-- Aim of the exercise --
All lines from the one with "What's the underlying" to the end need to be copied exactly, with nothing before them.

(Figure data in JSON)
★ ★ ★ ★
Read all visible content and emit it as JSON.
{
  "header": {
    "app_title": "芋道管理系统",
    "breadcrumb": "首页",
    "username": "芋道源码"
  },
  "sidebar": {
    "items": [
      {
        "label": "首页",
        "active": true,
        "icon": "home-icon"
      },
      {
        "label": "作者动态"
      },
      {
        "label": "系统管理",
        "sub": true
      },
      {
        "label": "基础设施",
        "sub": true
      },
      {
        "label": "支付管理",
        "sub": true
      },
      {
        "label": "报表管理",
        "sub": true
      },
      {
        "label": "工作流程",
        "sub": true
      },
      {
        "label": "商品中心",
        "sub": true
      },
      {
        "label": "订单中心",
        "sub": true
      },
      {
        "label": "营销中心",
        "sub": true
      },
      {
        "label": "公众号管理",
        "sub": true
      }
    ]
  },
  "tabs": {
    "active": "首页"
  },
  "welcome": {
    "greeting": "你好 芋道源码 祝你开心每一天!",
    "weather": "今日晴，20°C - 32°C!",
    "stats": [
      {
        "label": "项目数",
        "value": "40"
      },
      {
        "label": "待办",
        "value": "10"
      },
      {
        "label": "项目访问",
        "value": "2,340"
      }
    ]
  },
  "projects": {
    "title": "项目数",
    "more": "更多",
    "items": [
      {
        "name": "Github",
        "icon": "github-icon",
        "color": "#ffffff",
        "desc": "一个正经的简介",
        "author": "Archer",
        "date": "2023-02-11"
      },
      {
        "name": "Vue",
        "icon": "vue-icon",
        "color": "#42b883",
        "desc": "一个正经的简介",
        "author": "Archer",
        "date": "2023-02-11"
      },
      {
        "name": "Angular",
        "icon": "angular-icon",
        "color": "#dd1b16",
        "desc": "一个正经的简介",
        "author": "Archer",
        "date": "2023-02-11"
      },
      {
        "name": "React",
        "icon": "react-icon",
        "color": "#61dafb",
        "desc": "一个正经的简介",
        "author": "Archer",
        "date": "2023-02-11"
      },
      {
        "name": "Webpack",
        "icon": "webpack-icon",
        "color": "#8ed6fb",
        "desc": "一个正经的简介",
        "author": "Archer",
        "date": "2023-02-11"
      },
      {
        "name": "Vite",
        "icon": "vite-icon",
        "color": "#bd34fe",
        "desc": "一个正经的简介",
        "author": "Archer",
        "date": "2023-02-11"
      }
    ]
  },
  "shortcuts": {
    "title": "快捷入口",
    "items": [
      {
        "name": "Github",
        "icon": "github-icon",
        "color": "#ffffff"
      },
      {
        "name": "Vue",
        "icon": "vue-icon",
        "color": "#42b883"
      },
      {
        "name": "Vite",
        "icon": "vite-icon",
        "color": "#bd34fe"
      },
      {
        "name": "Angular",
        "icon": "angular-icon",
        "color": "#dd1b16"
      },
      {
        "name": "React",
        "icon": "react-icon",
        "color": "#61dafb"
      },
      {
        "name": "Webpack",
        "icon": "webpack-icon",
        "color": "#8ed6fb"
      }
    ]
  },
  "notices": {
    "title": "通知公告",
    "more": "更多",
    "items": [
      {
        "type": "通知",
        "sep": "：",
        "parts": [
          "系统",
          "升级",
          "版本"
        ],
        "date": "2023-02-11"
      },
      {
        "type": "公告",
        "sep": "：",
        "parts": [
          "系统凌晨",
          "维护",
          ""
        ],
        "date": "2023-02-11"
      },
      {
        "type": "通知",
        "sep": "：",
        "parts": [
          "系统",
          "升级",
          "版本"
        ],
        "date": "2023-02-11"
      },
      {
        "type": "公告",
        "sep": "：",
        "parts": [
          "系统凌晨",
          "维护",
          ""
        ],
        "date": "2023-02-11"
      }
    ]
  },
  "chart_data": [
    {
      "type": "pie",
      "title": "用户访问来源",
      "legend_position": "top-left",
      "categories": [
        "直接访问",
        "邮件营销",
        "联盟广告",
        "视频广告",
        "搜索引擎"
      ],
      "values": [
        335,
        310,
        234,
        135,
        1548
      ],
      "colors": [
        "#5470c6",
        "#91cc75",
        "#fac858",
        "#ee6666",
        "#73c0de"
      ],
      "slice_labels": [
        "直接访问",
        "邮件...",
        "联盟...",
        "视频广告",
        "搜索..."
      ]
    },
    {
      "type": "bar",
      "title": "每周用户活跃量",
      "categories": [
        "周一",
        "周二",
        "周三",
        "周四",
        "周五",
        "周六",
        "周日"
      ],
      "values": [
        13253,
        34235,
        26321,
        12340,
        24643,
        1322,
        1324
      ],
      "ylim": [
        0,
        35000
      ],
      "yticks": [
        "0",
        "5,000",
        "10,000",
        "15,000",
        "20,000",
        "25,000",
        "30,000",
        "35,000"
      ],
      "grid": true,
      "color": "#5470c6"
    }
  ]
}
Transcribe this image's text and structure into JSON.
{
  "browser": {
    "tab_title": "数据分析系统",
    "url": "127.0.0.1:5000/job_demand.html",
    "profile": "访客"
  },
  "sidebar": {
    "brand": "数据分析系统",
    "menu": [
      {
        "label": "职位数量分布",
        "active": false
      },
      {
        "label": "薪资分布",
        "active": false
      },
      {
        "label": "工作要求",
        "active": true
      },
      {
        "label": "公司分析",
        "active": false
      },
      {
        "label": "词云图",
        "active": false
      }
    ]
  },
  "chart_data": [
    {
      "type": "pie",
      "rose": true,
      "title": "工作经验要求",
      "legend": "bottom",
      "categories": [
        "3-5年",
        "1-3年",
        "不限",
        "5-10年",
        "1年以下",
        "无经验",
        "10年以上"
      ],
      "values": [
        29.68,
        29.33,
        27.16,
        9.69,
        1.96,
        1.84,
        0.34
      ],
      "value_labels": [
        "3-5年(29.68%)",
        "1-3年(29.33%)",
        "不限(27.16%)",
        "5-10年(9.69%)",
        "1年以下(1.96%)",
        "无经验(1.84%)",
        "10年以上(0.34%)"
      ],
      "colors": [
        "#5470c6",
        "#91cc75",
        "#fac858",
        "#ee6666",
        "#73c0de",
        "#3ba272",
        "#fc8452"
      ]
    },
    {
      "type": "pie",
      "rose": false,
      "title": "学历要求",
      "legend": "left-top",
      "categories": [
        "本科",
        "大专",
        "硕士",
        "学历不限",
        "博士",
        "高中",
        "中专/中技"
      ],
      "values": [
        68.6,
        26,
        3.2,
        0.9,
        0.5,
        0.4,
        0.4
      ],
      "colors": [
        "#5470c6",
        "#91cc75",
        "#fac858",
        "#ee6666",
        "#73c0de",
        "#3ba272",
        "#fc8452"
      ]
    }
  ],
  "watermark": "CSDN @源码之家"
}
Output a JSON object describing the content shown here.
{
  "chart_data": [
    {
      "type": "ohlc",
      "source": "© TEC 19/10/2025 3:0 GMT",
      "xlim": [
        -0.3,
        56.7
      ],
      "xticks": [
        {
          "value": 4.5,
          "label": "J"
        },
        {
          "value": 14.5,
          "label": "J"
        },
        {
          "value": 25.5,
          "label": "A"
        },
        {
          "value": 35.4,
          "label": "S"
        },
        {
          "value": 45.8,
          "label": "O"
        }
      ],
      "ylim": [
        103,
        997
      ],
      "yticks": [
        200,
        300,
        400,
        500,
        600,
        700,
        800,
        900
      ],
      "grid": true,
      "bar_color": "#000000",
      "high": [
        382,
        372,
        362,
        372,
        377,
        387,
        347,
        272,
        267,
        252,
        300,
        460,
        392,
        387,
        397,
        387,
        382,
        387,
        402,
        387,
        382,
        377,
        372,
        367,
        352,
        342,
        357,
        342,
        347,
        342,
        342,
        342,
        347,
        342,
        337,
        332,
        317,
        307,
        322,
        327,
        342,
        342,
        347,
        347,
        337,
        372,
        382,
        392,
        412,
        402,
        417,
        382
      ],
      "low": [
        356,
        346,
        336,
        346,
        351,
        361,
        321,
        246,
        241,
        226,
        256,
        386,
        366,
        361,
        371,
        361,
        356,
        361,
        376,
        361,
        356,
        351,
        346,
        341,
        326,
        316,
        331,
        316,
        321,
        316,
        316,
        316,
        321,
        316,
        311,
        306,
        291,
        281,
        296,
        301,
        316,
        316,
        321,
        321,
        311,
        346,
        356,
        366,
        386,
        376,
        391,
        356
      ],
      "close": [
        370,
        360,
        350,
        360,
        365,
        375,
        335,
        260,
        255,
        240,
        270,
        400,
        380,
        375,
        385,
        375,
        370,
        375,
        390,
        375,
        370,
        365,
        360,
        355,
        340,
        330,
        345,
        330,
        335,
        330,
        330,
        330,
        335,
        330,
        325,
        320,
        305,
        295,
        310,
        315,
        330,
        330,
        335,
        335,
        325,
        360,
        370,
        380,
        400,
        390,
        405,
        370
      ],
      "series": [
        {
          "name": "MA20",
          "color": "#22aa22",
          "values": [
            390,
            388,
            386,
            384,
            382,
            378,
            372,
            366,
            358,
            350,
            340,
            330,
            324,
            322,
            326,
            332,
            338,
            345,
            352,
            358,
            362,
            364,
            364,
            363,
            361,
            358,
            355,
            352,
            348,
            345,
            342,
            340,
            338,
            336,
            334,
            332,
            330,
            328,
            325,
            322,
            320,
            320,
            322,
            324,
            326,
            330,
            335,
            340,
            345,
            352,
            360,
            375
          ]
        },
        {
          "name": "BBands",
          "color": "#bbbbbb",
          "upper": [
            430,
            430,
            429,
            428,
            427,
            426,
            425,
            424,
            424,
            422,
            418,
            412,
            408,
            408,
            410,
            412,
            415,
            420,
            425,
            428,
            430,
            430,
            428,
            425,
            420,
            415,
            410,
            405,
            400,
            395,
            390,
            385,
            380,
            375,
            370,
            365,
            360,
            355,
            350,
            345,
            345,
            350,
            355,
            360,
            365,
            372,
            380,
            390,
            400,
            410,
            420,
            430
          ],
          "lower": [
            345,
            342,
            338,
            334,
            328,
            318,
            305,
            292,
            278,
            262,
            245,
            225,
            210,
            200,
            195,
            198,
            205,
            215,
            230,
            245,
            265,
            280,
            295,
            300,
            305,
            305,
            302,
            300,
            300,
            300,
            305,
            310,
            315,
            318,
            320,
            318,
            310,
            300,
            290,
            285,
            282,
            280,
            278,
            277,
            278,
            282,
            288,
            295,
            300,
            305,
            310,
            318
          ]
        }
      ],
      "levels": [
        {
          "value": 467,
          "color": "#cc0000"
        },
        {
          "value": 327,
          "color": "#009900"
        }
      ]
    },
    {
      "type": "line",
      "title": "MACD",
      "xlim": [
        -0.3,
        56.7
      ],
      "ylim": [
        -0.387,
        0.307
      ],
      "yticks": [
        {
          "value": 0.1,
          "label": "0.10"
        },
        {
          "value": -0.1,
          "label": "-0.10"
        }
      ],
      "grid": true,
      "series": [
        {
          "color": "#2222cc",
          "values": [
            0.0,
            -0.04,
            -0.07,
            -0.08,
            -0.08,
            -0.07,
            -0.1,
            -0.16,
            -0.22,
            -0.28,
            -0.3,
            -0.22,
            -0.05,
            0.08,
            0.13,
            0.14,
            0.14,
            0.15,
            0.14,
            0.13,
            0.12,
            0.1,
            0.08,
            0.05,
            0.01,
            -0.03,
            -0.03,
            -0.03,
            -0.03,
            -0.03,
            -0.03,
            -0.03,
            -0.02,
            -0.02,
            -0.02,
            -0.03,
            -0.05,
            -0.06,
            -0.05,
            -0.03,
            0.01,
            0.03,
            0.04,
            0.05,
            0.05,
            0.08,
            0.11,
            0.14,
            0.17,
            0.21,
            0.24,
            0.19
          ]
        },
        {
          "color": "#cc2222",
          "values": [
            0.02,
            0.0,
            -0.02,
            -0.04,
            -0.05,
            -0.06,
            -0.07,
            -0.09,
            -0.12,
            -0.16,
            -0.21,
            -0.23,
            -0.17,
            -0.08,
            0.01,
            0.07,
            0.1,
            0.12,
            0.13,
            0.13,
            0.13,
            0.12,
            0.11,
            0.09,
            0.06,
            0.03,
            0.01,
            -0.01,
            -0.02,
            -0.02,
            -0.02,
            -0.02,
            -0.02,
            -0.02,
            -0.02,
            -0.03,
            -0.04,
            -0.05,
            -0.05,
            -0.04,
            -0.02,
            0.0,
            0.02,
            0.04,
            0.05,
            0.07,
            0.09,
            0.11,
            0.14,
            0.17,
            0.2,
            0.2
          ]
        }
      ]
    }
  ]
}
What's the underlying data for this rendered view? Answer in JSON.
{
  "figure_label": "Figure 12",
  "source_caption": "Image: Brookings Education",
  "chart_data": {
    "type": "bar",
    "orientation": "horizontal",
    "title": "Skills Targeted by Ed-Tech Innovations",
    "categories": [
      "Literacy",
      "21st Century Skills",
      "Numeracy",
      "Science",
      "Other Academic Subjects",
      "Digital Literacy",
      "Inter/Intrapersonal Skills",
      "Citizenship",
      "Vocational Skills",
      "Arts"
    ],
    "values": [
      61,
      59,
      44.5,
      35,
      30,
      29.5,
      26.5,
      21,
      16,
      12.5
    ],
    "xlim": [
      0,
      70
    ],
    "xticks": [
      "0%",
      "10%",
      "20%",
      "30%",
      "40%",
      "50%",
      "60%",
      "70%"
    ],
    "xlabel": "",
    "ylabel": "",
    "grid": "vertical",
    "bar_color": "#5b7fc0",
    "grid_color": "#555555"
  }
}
★ ★ ★ ★
-- Expected answer --
What's the underlying data for this rendered view? Answer in JSON.
{
  "figure_label": "Figure 12",
  "source_caption": "Image: Brookings Education",
  "chart_data": {
    "type": "bar",
    "orientation": "horizontal",
    "title": "Skills Targeted by Ed-Tech Innovations",
    "categories": [
      "Literacy",
      "21st Century Skills",
      "Numeracy",
      "Science",
      "Other Academic Subjects",
      "Digital Literacy",
      "Inter/Intrapersonal Skills",
      "Citizenship",
      "Vocational Skills",
      "Arts"
    ],
    "values": [
      61,
      59,
      44.5,
      35,
      30,
      29.5,
      26.5,
      21,
      16,
      12.5
    ],
    "xlim": [
      0,
      70
    ],
    "xticks": [
      "0%",
      "10%",
      "20%",
      "30%",
      "40%",
      "50%",
      "60%",
      "70%"
    ],
    "xlabel": "",
    "ylabel": "",
    "grid": "vertical",
    "bar_color": "#5b7fc0",
    "grid_color": "#555555"
  }
}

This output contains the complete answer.